• **Required actions**
[1] In the ns-3 data center networking text, explain what the parameter k stands for and what condition the code comment puts on its value.
[2] According to the ns-3 data center networking text, which three layers make up a fat-tree topology?
[3] Reproduce word for word the part of the ns-3 data center networking text that begins with the words containing "To implement the" and ends with "a fat-tree topology.".

• **Text provided**
To implement the Data center Networking (DCN) in ns-3 consists to simulate a network that links to servers, switches and routers that usually found in data centers. This can include numerous topologies such as fat-tree, leaf-spine, or others. Here is the detailed procedure on how to set up a general data center network in ns-3 environment using a fat-tree topology.
Step-by-Step Implementation
- Install ns-3
Make sure the ns3 installed on the system. You can download and installed in from official website.
- Define the Fat-Tree Topology
A fat-tree topology consists of three layers:
- Core layer
- Aggregation layer
- Edge layer
- Create Network Nodes
To generate network nodes using NodeContainer for servers, edge switches, aggregation switches, and core switches.
#include “ns3/core-module.h”
#include “ns3/network-module.h”
#include “ns3/internet-module.h”
#include “ns3/point-to-point-module.h”
#include “ns3/applications-module.h”
using namespace ns3;
NodeContainer coreSwitches, aggSwitches, edgeSwitches, servers;
// Parameters
uint32_t k = 4; // Number of ports per switch (k must be even for fat-tree topology)

• **Given entries**
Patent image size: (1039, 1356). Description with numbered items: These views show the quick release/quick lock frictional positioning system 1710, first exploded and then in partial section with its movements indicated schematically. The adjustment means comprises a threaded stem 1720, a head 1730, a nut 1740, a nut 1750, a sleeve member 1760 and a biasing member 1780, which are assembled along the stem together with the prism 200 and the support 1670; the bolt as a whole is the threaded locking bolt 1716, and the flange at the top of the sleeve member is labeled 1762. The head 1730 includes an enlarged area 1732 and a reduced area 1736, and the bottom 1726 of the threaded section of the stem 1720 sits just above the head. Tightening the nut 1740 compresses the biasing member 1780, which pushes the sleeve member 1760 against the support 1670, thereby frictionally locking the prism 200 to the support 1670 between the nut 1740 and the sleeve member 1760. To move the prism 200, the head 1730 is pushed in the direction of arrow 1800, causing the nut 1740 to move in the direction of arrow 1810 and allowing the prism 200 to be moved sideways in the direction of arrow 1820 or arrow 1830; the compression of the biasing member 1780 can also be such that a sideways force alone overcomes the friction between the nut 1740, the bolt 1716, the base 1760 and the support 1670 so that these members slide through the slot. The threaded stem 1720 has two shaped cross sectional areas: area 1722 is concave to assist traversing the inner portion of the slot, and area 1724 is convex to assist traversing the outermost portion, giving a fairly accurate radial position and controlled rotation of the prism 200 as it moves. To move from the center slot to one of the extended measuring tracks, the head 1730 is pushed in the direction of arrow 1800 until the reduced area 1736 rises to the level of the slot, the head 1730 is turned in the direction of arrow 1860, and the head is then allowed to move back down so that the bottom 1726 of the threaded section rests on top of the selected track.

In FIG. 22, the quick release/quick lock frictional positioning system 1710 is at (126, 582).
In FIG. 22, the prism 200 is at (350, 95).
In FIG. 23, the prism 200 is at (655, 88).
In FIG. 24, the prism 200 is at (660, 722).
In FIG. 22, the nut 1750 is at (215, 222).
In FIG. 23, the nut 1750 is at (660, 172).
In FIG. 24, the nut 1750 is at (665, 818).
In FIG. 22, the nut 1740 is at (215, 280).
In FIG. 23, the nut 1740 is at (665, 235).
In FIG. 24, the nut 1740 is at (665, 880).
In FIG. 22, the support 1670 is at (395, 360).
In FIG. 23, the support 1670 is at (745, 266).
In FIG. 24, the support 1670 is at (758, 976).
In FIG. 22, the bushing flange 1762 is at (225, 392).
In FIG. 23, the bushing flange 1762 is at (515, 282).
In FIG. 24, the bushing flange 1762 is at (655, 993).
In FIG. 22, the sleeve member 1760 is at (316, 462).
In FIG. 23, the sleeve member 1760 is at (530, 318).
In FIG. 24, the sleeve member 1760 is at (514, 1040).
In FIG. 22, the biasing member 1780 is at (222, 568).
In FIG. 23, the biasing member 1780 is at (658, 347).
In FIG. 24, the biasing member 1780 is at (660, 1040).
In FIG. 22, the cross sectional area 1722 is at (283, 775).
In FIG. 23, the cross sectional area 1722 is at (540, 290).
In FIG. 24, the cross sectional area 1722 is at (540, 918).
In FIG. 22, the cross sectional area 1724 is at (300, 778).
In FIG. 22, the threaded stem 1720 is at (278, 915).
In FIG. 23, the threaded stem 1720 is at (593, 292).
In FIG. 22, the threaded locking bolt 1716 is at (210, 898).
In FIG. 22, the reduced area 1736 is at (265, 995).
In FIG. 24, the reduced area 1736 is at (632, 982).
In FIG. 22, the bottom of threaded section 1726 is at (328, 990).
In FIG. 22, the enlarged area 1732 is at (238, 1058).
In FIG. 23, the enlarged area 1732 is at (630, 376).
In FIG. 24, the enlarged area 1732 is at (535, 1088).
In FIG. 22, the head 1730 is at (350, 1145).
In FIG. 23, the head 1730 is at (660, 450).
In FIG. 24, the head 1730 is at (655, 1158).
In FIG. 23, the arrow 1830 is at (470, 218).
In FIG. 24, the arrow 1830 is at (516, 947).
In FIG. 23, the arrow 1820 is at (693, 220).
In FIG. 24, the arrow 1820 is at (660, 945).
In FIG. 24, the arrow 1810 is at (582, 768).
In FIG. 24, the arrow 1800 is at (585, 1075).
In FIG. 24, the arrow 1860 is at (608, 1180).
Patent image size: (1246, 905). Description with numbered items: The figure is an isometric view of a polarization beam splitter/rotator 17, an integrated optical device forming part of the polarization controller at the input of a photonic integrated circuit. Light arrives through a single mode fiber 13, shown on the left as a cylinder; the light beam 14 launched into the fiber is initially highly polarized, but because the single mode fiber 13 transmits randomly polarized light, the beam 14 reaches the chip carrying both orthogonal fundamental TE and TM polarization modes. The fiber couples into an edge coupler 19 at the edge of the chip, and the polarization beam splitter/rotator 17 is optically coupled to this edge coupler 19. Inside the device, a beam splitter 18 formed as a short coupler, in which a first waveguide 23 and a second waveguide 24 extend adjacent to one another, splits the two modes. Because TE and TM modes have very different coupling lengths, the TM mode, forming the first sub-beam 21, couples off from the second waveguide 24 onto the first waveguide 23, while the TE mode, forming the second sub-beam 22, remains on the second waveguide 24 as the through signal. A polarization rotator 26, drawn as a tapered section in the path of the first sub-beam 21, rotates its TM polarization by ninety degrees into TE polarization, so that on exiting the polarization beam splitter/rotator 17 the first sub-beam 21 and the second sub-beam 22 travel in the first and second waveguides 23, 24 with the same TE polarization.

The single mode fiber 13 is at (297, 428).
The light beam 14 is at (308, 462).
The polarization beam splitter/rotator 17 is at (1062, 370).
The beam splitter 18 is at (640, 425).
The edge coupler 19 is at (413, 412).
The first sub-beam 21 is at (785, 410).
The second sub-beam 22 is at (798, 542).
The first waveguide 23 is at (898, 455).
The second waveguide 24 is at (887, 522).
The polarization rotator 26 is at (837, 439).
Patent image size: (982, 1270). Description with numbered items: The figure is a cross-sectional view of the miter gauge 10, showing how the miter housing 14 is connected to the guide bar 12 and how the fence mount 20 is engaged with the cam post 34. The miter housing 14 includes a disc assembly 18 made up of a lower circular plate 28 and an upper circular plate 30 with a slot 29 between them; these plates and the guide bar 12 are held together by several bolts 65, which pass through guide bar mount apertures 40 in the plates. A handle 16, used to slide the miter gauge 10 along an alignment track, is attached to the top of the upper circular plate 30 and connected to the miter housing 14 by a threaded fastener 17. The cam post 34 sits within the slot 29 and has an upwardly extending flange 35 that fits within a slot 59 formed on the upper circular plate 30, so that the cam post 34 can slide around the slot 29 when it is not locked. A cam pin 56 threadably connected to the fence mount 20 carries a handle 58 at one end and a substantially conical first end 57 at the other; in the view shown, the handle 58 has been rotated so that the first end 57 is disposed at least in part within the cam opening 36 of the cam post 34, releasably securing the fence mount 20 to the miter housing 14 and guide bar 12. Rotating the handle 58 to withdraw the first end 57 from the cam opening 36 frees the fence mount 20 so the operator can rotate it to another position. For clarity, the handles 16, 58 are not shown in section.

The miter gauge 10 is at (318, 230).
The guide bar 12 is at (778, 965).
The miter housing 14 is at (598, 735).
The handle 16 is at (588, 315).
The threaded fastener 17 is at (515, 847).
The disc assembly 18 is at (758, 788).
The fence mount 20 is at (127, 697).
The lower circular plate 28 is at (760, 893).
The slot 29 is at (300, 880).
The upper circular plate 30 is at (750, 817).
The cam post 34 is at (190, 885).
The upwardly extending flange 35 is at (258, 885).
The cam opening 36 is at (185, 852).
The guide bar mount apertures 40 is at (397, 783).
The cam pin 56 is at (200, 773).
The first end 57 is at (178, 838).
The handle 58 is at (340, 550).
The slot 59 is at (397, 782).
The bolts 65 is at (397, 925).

• **Completed exercise**
[1] The parameter k is the number of ports per switch and is set to 4. The code comment states that k must be even for a fat-tree topology.

[2] The core layer, the aggregation layer, and the edge layer.

[3]
To implement the Data center Networking (DCN) in ns-3 consists to simulate a network that links to servers, switches and routers that usually found in data centers. This can include numerous topologies such as fat-tree, leaf-spine, or others. Here is the detailed procedure on how to set up a general data center network in ns-3 environment using a fat-tree topology.